Task objective
Return the records in full, exactly as given.

Dataset rows
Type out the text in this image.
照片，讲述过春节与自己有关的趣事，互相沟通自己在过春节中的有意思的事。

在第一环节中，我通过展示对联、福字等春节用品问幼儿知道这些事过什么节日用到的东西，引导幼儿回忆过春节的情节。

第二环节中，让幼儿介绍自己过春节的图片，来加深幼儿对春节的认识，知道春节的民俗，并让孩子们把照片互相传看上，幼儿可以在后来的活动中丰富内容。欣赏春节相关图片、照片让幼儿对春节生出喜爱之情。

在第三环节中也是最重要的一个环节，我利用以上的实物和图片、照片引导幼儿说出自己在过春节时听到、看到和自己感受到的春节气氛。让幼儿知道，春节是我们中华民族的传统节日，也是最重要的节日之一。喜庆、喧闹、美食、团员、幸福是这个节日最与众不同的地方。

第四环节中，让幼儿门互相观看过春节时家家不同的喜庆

Answer to the problem
Type out the text in this image.
照片，讲述过春节与自己有关的趣事，互相沟通自己在过春节中的有意思的事。

在第一环节中，我通过展示对联、福字等春节用品问幼儿知道这些事过什么节日用到的东西，引导幼儿回忆过春节的情节。

第二环节中，让幼儿介绍自己过春节的图片，来加深幼儿对春节的认识，知道春节的民俗，并让孩子们把照片互相传看上，幼儿可以在后来的活动中丰富内容。欣赏春节相关图片、照片让幼儿对春节生出喜爱之情。

在第三环节中也是最重要的一个环节，我利用以上的实物和图片、照片引导幼儿说出自己在过春节时听到、看到和自己感受到的春节气氛。让幼儿知道，春节是我们中华民族的传统节日，也是最重要的节日之一。喜庆、喧闹、美食、团员、幸福是这个节日最与众不同的地方。

第四环节中，让幼儿门互相观看过春节时家家不同的喜庆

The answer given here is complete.